* **Do this**: Answer with one number only: the number of lines that include the word "data".

* **Task input**:
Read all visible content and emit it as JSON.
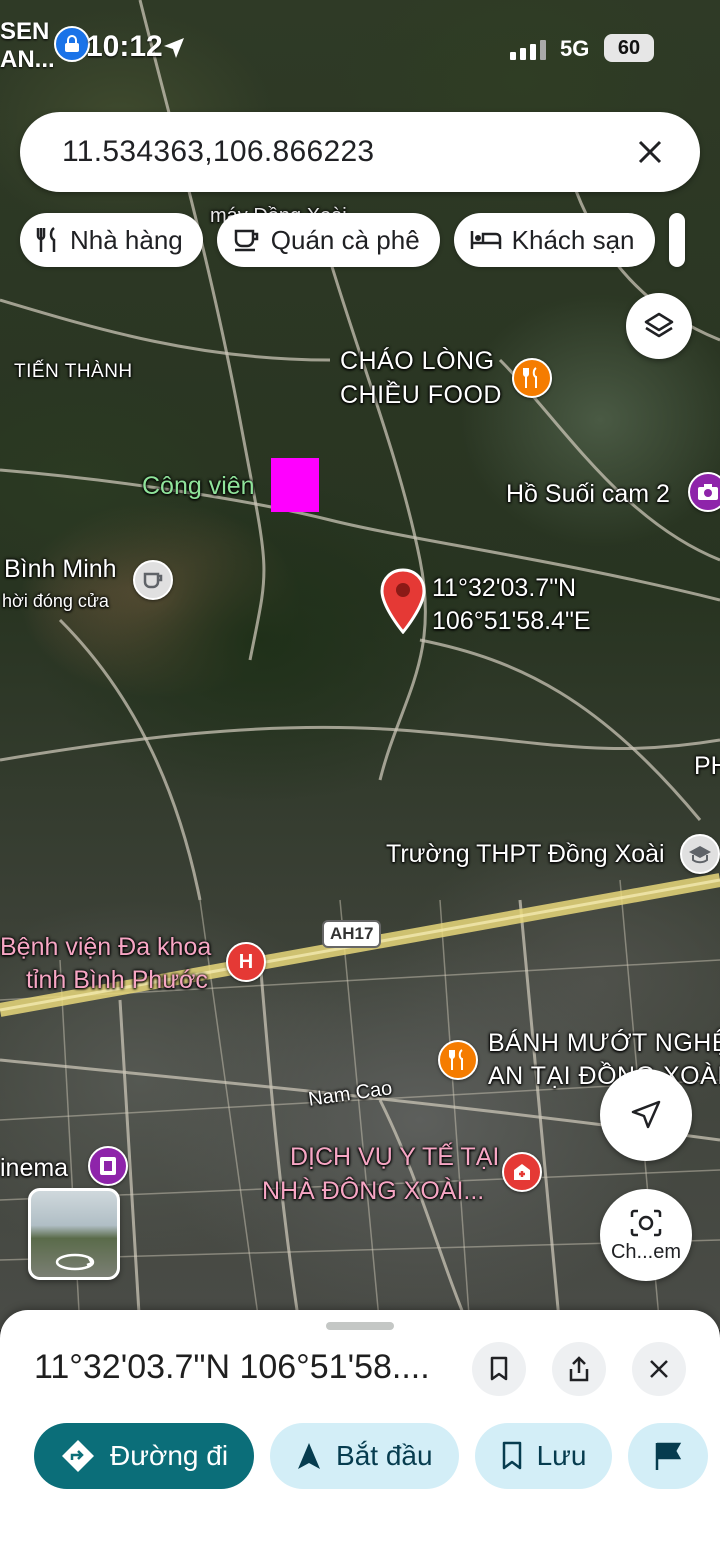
{
  "status_bar": {
    "left_text_line1": "SEN",
    "left_text_line2": "AN...",
    "time": "10:12",
    "network": "5G",
    "battery": "60"
  },
  "search": {
    "value": "11.534363,106.866223"
  },
  "chips": [
    {
      "label": "Nhà hàng",
      "icon": "fork-knife-icon"
    },
    {
      "label": "Quán cà phê",
      "icon": "coffee-cup-icon"
    },
    {
      "label": "Khách sạn",
      "icon": "bed-icon"
    }
  ],
  "map": {
    "labels": {
      "tien_thanh": "TIẾN THÀNH",
      "chao_long_1": "CHÁO LÒNG",
      "chao_long_2": "CHIỀU FOOD",
      "cong_vien": "Công viên",
      "ho_suoi": "Hồ Suối cam 2",
      "binh_minh": "Bình Minh",
      "binh_minh_status": "hời đóng cửa",
      "coord_lat": "11°32'03.7\"N",
      "coord_lng": "106°51'58.4\"E",
      "truong_thpt": "Trường THPT Đồng Xoài",
      "ph_edge": "PH",
      "highway": "AH17",
      "benh_vien_1": "Bệnh viện Đa khoa",
      "benh_vien_2": "tỉnh Bình Phước",
      "banh_muot_1": "BÁNH MƯỚT NGHỆ",
      "banh_muot_2": "AN TẠI ĐỒNG XOÀI",
      "nam_cao": "Nam Cao",
      "cinema": "inema",
      "dich_vu_1": "DỊCH VỤ Y TẾ TẠI",
      "dich_vu_2": "NHÀ ĐÔNG XOÀI...",
      "blurred_top": "máy Đồng Xoài"
    },
    "lens_label": "Ch...em"
  },
  "sheet": {
    "title": "11°32'03.7\"N 106°51'58....",
    "actions": [
      {
        "label": "Đường đi",
        "icon": "directions-icon"
      },
      {
        "label": "Bắt đầu",
        "icon": "navigation-arrow-icon"
      },
      {
        "label": "Lưu",
        "icon": "bookmark-icon"
      }
    ]
  },
  "colors": {
    "primary_action": "#0b6e79",
    "secondary_action": "#d3eef7",
    "pin": "#e53935",
    "marker_box": "#ff00ff"
  }
}
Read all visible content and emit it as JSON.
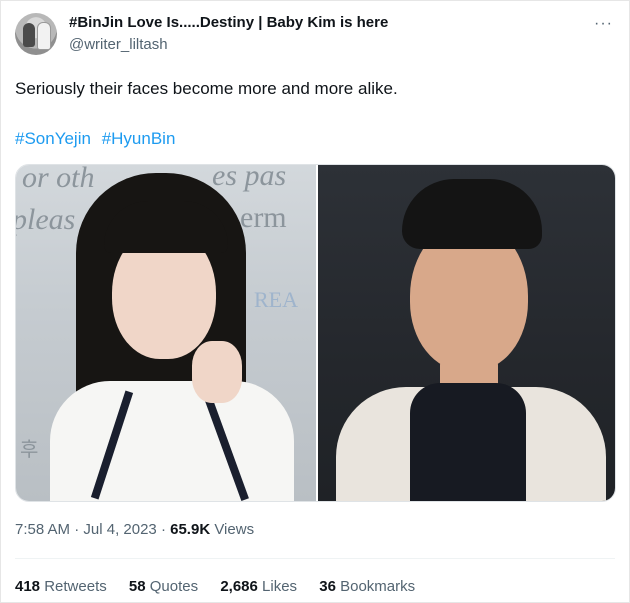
{
  "user": {
    "display_name": "#BinJin Love Is.....Destiny | Baby Kim is here",
    "handle": "@writer_liltash"
  },
  "more_icon": "more-horizontal-icon",
  "tweet": {
    "text": "Seriously their faces become more and more alike.",
    "hashtags": [
      "#SonYejin",
      "#HyunBin"
    ]
  },
  "media": {
    "left_photo": {
      "background_text": [
        "or oth",
        "pleas",
        "es pas",
        "erm",
        "REA",
        "후"
      ]
    },
    "right_photo": {}
  },
  "timestamp": {
    "time": "7:58 AM",
    "separator1": " · ",
    "date": "Jul 4, 2023",
    "separator2": " · ",
    "views_count": "65.9K",
    "views_label": " Views"
  },
  "stats": [
    {
      "count": "418",
      "label": "Retweets"
    },
    {
      "count": "58",
      "label": "Quotes"
    },
    {
      "count": "2,686",
      "label": "Likes"
    },
    {
      "count": "36",
      "label": "Bookmarks"
    }
  ],
  "colors": {
    "link": "#1d9bf0",
    "secondary_text": "#536471",
    "primary_text": "#0f1419"
  }
}
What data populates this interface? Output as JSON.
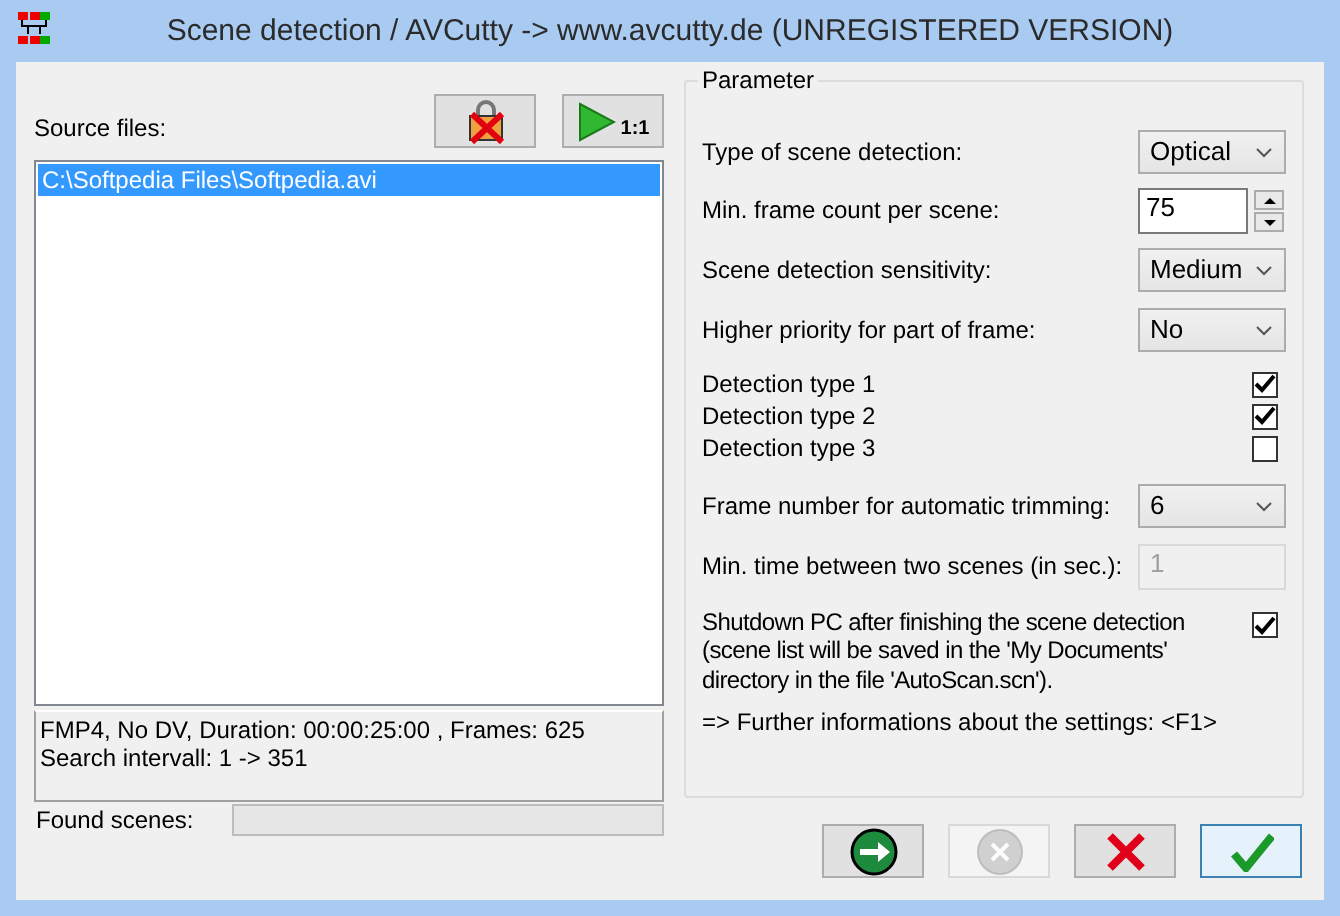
{
  "window": {
    "title": "Scene detection / AVCutty -> www.avcutty.de (UNREGISTERED VERSION)"
  },
  "source_files": {
    "label": "Source files:",
    "toolbar": [
      {
        "kind": "remove"
      },
      {
        "kind": "play",
        "text": "1:1"
      }
    ],
    "files": [
      {
        "path": "C:\\Softpedia Files\\Softpedia.avi",
        "selected": true
      }
    ]
  },
  "info_lines": [
    "FMP4, No DV, Duration: 00:00:25:00 , Frames: 625",
    "Search intervall: 1 -> 351"
  ],
  "found_scenes": {
    "label": "Found scenes:"
  },
  "parameters": {
    "title": "Parameter",
    "rows": [
      {
        "kind": "select",
        "label": "Type of scene detection:",
        "value": "Optical"
      },
      {
        "kind": "spin",
        "label": "Min. frame count per scene:",
        "value": "75"
      },
      {
        "kind": "select",
        "label": "Scene detection sensitivity:",
        "value": "Medium"
      },
      {
        "kind": "select",
        "label": "Higher priority for part of frame:",
        "value": "No"
      },
      {
        "kind": "checkbox",
        "label": "Detection type 1",
        "checked": true
      },
      {
        "kind": "checkbox",
        "label": "Detection type 2",
        "checked": true
      },
      {
        "kind": "checkbox",
        "label": "Detection type 3",
        "checked": false
      },
      {
        "kind": "select",
        "label": "Frame number for automatic trimming:",
        "value": "6"
      },
      {
        "kind": "text",
        "label": "Min. time between two scenes (in sec.):",
        "value": "1",
        "disabled": true
      },
      {
        "kind": "longcheck",
        "label": "Shutdown PC after finishing the scene detection (scene list will be saved in the 'My Documents' directory in the file 'AutoScan.scn').",
        "checked": true
      },
      {
        "kind": "note",
        "label": "=> Further informations about the settings: <F1>"
      }
    ]
  },
  "buttons": [
    {
      "kind": "start",
      "disabled": false,
      "focused": false
    },
    {
      "kind": "cancel",
      "disabled": true,
      "focused": false
    },
    {
      "kind": "close",
      "disabled": false,
      "focused": false
    },
    {
      "kind": "ok",
      "disabled": false,
      "focused": true
    }
  ]
}
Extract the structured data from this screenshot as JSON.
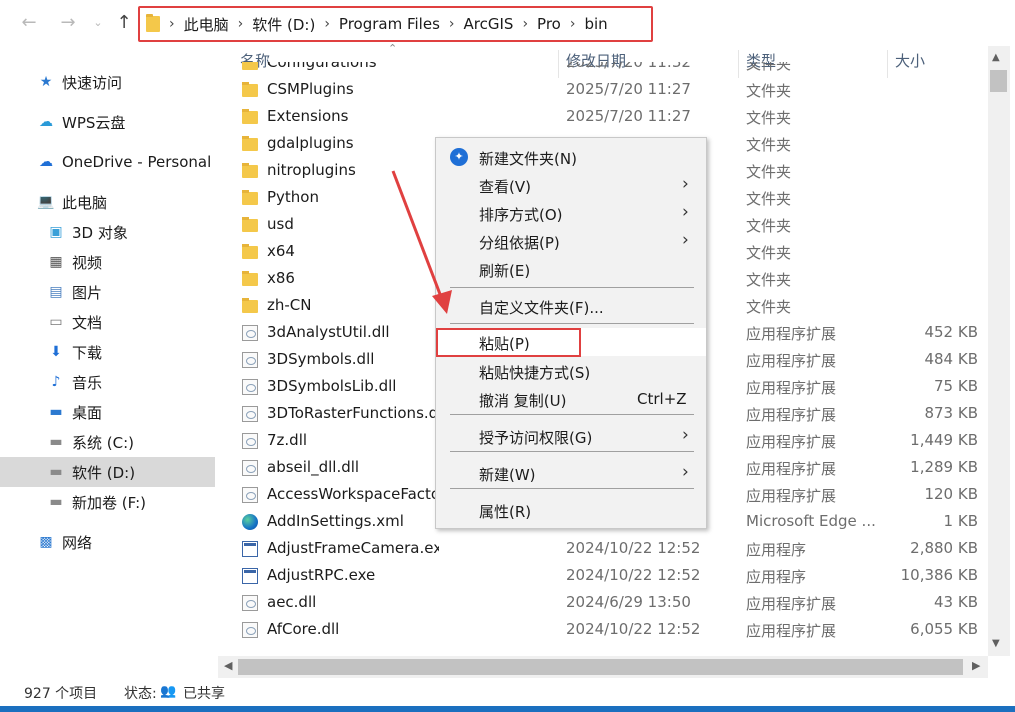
{
  "nav": {
    "back_icon": "arrow-left-icon",
    "forward_icon": "arrow-right-icon",
    "recent_icon": "chevron-down-icon",
    "up_icon": "arrow-up-icon"
  },
  "breadcrumb": [
    "此电脑",
    "软件 (D:)",
    "Program Files",
    "ArcGIS",
    "Pro",
    "bin"
  ],
  "sidebar": {
    "items": [
      {
        "label": "快速访问",
        "icon": "star-icon"
      },
      {
        "label": "WPS云盘",
        "icon": "cloud-icon"
      },
      {
        "label": "OneDrive - Personal",
        "icon": "onedrive-icon"
      },
      {
        "label": "此电脑",
        "icon": "computer-icon"
      },
      {
        "label": "3D 对象",
        "icon": "cube-icon"
      },
      {
        "label": "视频",
        "icon": "film-icon"
      },
      {
        "label": "图片",
        "icon": "picture-icon"
      },
      {
        "label": "文档",
        "icon": "document-icon"
      },
      {
        "label": "下载",
        "icon": "download-icon"
      },
      {
        "label": "音乐",
        "icon": "music-icon"
      },
      {
        "label": "桌面",
        "icon": "desktop-icon"
      },
      {
        "label": "系统 (C:)",
        "icon": "drive-icon"
      },
      {
        "label": "软件 (D:)",
        "icon": "drive-icon"
      },
      {
        "label": "新加卷 (F:)",
        "icon": "drive-icon"
      },
      {
        "label": "网络",
        "icon": "network-icon"
      }
    ]
  },
  "columns": {
    "name": "名称",
    "date": "修改日期",
    "type": "类型",
    "size": "大小"
  },
  "files": [
    {
      "name": "Configurations",
      "date": "2025/7/20 11:32",
      "type": "文件夹",
      "size": "",
      "kind": "folder"
    },
    {
      "name": "CSMPlugins",
      "date": "2025/7/20 11:27",
      "type": "文件夹",
      "size": "",
      "kind": "folder"
    },
    {
      "name": "Extensions",
      "date": "2025/7/20 11:27",
      "type": "文件夹",
      "size": "",
      "kind": "folder"
    },
    {
      "name": "gdalplugins",
      "date": "",
      "type": "文件夹",
      "size": "",
      "kind": "folder"
    },
    {
      "name": "nitroplugins",
      "date": "",
      "type": "文件夹",
      "size": "",
      "kind": "folder"
    },
    {
      "name": "Python",
      "date": "",
      "type": "文件夹",
      "size": "",
      "kind": "folder"
    },
    {
      "name": "usd",
      "date": "",
      "type": "文件夹",
      "size": "",
      "kind": "folder"
    },
    {
      "name": "x64",
      "date": "",
      "type": "文件夹",
      "size": "",
      "kind": "folder"
    },
    {
      "name": "x86",
      "date": "",
      "type": "文件夹",
      "size": "",
      "kind": "folder"
    },
    {
      "name": "zh-CN",
      "date": "",
      "type": "文件夹",
      "size": "",
      "kind": "folder"
    },
    {
      "name": "3dAnalystUtil.dll",
      "date": "",
      "type": "应用程序扩展",
      "size": "452 KB",
      "kind": "dll"
    },
    {
      "name": "3DSymbols.dll",
      "date": "",
      "type": "应用程序扩展",
      "size": "484 KB",
      "kind": "dll"
    },
    {
      "name": "3DSymbolsLib.dll",
      "date": "",
      "type": "应用程序扩展",
      "size": "75 KB",
      "kind": "dll"
    },
    {
      "name": "3DToRasterFunctions.d",
      "date": "",
      "type": "应用程序扩展",
      "size": "873 KB",
      "kind": "dll"
    },
    {
      "name": "7z.dll",
      "date": "",
      "type": "应用程序扩展",
      "size": "1,449 KB",
      "kind": "dll"
    },
    {
      "name": "abseil_dll.dll",
      "date": "",
      "type": "应用程序扩展",
      "size": "1,289 KB",
      "kind": "dll"
    },
    {
      "name": "AccessWorkspaceFacto",
      "date": "",
      "type": "应用程序扩展",
      "size": "120 KB",
      "kind": "dll"
    },
    {
      "name": "AddInSettings.xml",
      "date": "2024/10/21 12:15",
      "type": "Microsoft Edge ...",
      "size": "1 KB",
      "kind": "edge"
    },
    {
      "name": "AdjustFrameCamera.exe",
      "date": "2024/10/22 12:52",
      "type": "应用程序",
      "size": "2,880 KB",
      "kind": "exe"
    },
    {
      "name": "AdjustRPC.exe",
      "date": "2024/10/22 12:52",
      "type": "应用程序",
      "size": "10,386 KB",
      "kind": "exe"
    },
    {
      "name": "aec.dll",
      "date": "2024/6/29 13:50",
      "type": "应用程序扩展",
      "size": "43 KB",
      "kind": "dll"
    },
    {
      "name": "AfCore.dll",
      "date": "2024/10/22 12:52",
      "type": "应用程序扩展",
      "size": "6,055 KB",
      "kind": "dll"
    }
  ],
  "context_menu": {
    "items": [
      {
        "label": "新建文件夹(N)",
        "shortcut": "",
        "submenu": false,
        "icon": "new-folder-icon"
      },
      {
        "label": "查看(V)",
        "shortcut": "",
        "submenu": true
      },
      {
        "label": "排序方式(O)",
        "shortcut": "",
        "submenu": true
      },
      {
        "label": "分组依据(P)",
        "shortcut": "",
        "submenu": true
      },
      {
        "label": "刷新(E)",
        "shortcut": "",
        "submenu": false
      },
      {
        "label": "自定义文件夹(F)...",
        "shortcut": "",
        "submenu": false
      },
      {
        "label": "粘贴(P)",
        "shortcut": "",
        "submenu": false
      },
      {
        "label": "粘贴快捷方式(S)",
        "shortcut": "",
        "submenu": false
      },
      {
        "label": "撤消 复制(U)",
        "shortcut": "Ctrl+Z",
        "submenu": false
      },
      {
        "label": "授予访问权限(G)",
        "shortcut": "",
        "submenu": true
      },
      {
        "label": "新建(W)",
        "shortcut": "",
        "submenu": true
      },
      {
        "label": "属性(R)",
        "shortcut": "",
        "submenu": false
      }
    ]
  },
  "status": {
    "item_count": "927 个项目",
    "state_label": "状态:",
    "shared": "已共享",
    "shared_icon": "shared-users-icon"
  },
  "colors": {
    "highlight_box": "#e04040",
    "accent": "#1b6fbf",
    "selected_sidebar": "#d9d9d9"
  }
}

* **Answer to this task**: 2